Task description
Find each line with the word "color" and copy it.

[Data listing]
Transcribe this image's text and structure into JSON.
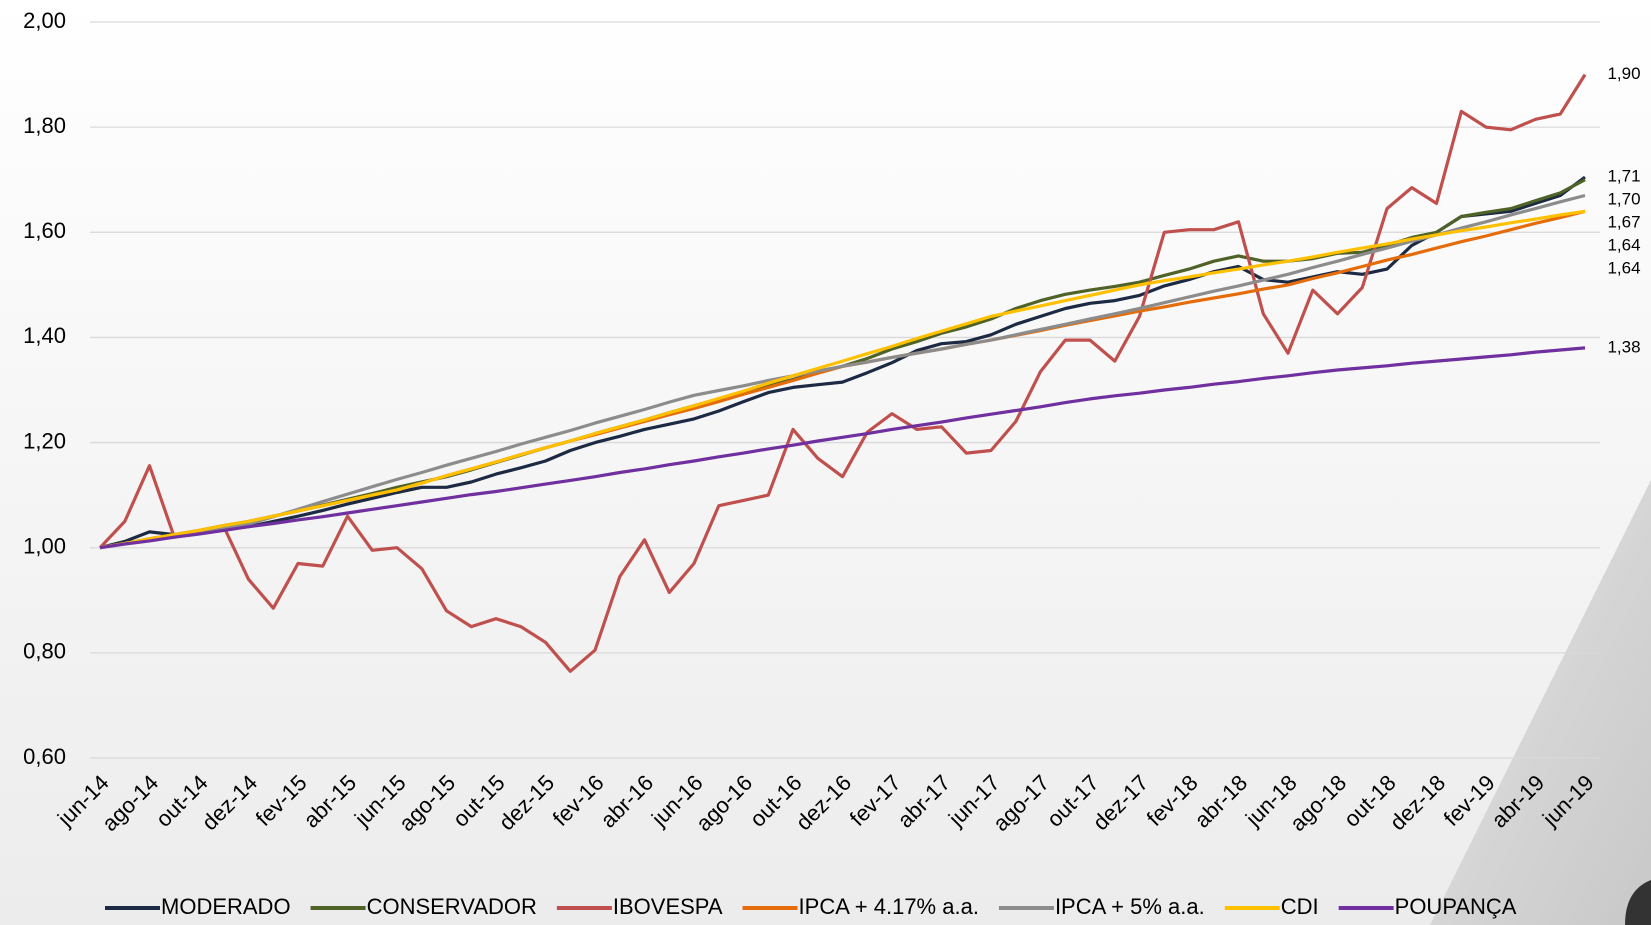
{
  "chart_data": {
    "type": "line",
    "categories": [
      "jun-14",
      null,
      "ago-14",
      null,
      "out-14",
      null,
      "dez-14",
      null,
      "fev-15",
      null,
      "abr-15",
      null,
      "jun-15",
      null,
      "ago-15",
      null,
      "out-15",
      null,
      "dez-15",
      null,
      "fev-16",
      null,
      "abr-16",
      null,
      "jun-16",
      null,
      "ago-16",
      null,
      "out-16",
      null,
      "dez-16",
      null,
      "fev-17",
      null,
      "abr-17",
      null,
      "jun-17",
      null,
      "ago-17",
      null,
      "out-17",
      null,
      "dez-17",
      null,
      "fev-18",
      null,
      "abr-18",
      null,
      "jun-18",
      null,
      "ago-18",
      null,
      "out-18",
      null,
      "dez-18",
      null,
      "fev-19",
      null,
      "abr-19",
      null,
      "jun-19"
    ],
    "ylim": [
      0.6,
      2.0
    ],
    "yticks": [
      {
        "value": 0.6,
        "label": "0,60"
      },
      {
        "value": 0.8,
        "label": "0,80"
      },
      {
        "value": 1.0,
        "label": "1,00"
      },
      {
        "value": 1.2,
        "label": "1,20"
      },
      {
        "value": 1.4,
        "label": "1,40"
      },
      {
        "value": 1.6,
        "label": "1,60"
      },
      {
        "value": 1.8,
        "label": "1,80"
      },
      {
        "value": 2.0,
        "label": "2,00"
      }
    ],
    "grid": true,
    "legend": "bottom",
    "series": [
      {
        "name": "MODERADO",
        "color": "#1c2a44",
        "end_label": "1,71",
        "values": [
          1.0,
          1.012,
          1.03,
          1.025,
          1.03,
          1.035,
          1.04,
          1.05,
          1.06,
          1.071,
          1.083,
          1.094,
          1.105,
          1.115,
          1.115,
          1.125,
          1.14,
          1.152,
          1.165,
          1.185,
          1.2,
          1.212,
          1.225,
          1.235,
          1.245,
          1.26,
          1.278,
          1.295,
          1.305,
          1.31,
          1.315,
          1.333,
          1.352,
          1.375,
          1.388,
          1.392,
          1.405,
          1.425,
          1.44,
          1.455,
          1.465,
          1.47,
          1.48,
          1.498,
          1.51,
          1.525,
          1.535,
          1.51,
          1.505,
          1.515,
          1.525,
          1.52,
          1.53,
          1.575,
          1.6,
          1.63,
          1.635,
          1.64,
          1.655,
          1.67,
          1.705
        ]
      },
      {
        "name": "CONSERVADOR",
        "color": "#4f6228",
        "end_label": "1,70",
        "values": [
          1.0,
          1.008,
          1.017,
          1.025,
          1.033,
          1.042,
          1.05,
          1.06,
          1.07,
          1.081,
          1.092,
          1.103,
          1.115,
          1.125,
          1.135,
          1.148,
          1.162,
          1.176,
          1.19,
          1.203,
          1.217,
          1.23,
          1.243,
          1.257,
          1.27,
          1.283,
          1.296,
          1.308,
          1.32,
          1.333,
          1.345,
          1.36,
          1.378,
          1.392,
          1.408,
          1.42,
          1.435,
          1.455,
          1.47,
          1.482,
          1.49,
          1.497,
          1.505,
          1.518,
          1.53,
          1.545,
          1.555,
          1.545,
          1.545,
          1.55,
          1.56,
          1.562,
          1.575,
          1.59,
          1.6,
          1.63,
          1.638,
          1.645,
          1.66,
          1.675,
          1.7
        ]
      },
      {
        "name": "IBOVESPA",
        "color": "#c0504d",
        "end_label": "1,90",
        "values": [
          1.0,
          1.05,
          1.156,
          1.02,
          1.03,
          1.04,
          0.94,
          0.885,
          0.97,
          0.965,
          1.06,
          0.995,
          1.0,
          0.96,
          0.88,
          0.85,
          0.865,
          0.85,
          0.82,
          0.765,
          0.805,
          0.945,
          1.015,
          0.915,
          0.97,
          1.08,
          1.09,
          1.1,
          1.225,
          1.17,
          1.135,
          1.22,
          1.255,
          1.225,
          1.23,
          1.18,
          1.185,
          1.24,
          1.335,
          1.395,
          1.395,
          1.355,
          1.44,
          1.6,
          1.605,
          1.605,
          1.62,
          1.445,
          1.37,
          1.49,
          1.445,
          1.495,
          1.645,
          1.685,
          1.655,
          1.83,
          1.8,
          1.795,
          1.815,
          1.825,
          1.9
        ]
      },
      {
        "name": "IPCA + 4.17% a.a.",
        "color": "#e46c0a",
        "end_label": "1,64",
        "values": [
          1.0,
          1.008,
          1.017,
          1.025,
          1.033,
          1.042,
          1.05,
          1.06,
          1.07,
          1.08,
          1.09,
          1.1,
          1.11,
          1.123,
          1.137,
          1.15,
          1.163,
          1.177,
          1.19,
          1.203,
          1.215,
          1.228,
          1.24,
          1.253,
          1.265,
          1.278,
          1.292,
          1.305,
          1.318,
          1.332,
          1.345,
          1.353,
          1.362,
          1.37,
          1.378,
          1.387,
          1.395,
          1.404,
          1.413,
          1.423,
          1.432,
          1.441,
          1.45,
          1.458,
          1.467,
          1.475,
          1.483,
          1.492,
          1.5,
          1.512,
          1.523,
          1.535,
          1.547,
          1.558,
          1.57,
          1.582,
          1.593,
          1.605,
          1.617,
          1.628,
          1.64
        ]
      },
      {
        "name": "IPCA + 5% a.a.",
        "color": "#8c8c8c",
        "end_label": "1,67",
        "values": [
          1.0,
          1.008,
          1.015,
          1.023,
          1.03,
          1.038,
          1.045,
          1.059,
          1.073,
          1.088,
          1.102,
          1.116,
          1.13,
          1.143,
          1.157,
          1.17,
          1.183,
          1.197,
          1.21,
          1.223,
          1.237,
          1.25,
          1.263,
          1.277,
          1.29,
          1.299,
          1.308,
          1.318,
          1.327,
          1.336,
          1.345,
          1.353,
          1.362,
          1.37,
          1.378,
          1.387,
          1.395,
          1.405,
          1.415,
          1.425,
          1.435,
          1.445,
          1.455,
          1.466,
          1.477,
          1.488,
          1.498,
          1.509,
          1.52,
          1.533,
          1.545,
          1.558,
          1.57,
          1.583,
          1.595,
          1.608,
          1.62,
          1.633,
          1.645,
          1.658,
          1.67
        ]
      },
      {
        "name": "CDI",
        "color": "#ffc000",
        "end_label": "1,64",
        "values": [
          1.0,
          1.008,
          1.017,
          1.025,
          1.033,
          1.042,
          1.05,
          1.06,
          1.07,
          1.08,
          1.09,
          1.1,
          1.11,
          1.123,
          1.137,
          1.15,
          1.163,
          1.177,
          1.19,
          1.203,
          1.217,
          1.23,
          1.243,
          1.257,
          1.27,
          1.284,
          1.298,
          1.313,
          1.327,
          1.341,
          1.355,
          1.369,
          1.383,
          1.398,
          1.412,
          1.426,
          1.44,
          1.45,
          1.46,
          1.47,
          1.48,
          1.49,
          1.5,
          1.508,
          1.515,
          1.523,
          1.53,
          1.538,
          1.545,
          1.553,
          1.562,
          1.57,
          1.578,
          1.587,
          1.595,
          1.603,
          1.61,
          1.618,
          1.625,
          1.633,
          1.64
        ]
      },
      {
        "name": "POUPANÇA",
        "color": "#7030a0",
        "end_label": "1,38",
        "values": [
          1.0,
          1.007,
          1.013,
          1.02,
          1.026,
          1.033,
          1.04,
          1.046,
          1.053,
          1.059,
          1.066,
          1.073,
          1.08,
          1.087,
          1.094,
          1.101,
          1.107,
          1.114,
          1.121,
          1.128,
          1.135,
          1.143,
          1.15,
          1.158,
          1.165,
          1.173,
          1.18,
          1.188,
          1.195,
          1.203,
          1.21,
          1.217,
          1.225,
          1.232,
          1.239,
          1.247,
          1.254,
          1.261,
          1.268,
          1.276,
          1.283,
          1.289,
          1.294,
          1.3,
          1.305,
          1.311,
          1.316,
          1.322,
          1.327,
          1.333,
          1.338,
          1.342,
          1.346,
          1.351,
          1.355,
          1.359,
          1.363,
          1.367,
          1.372,
          1.376,
          1.38
        ]
      }
    ]
  }
}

Answer to the exercise
        "color": "#1c2a44",
        "color": "#4f6228",
        "color": "#c0504d",
        "color": "#e46c0a",
        "color": "#8c8c8c",
        "color": "#ffc000",
        "color": "#7030a0",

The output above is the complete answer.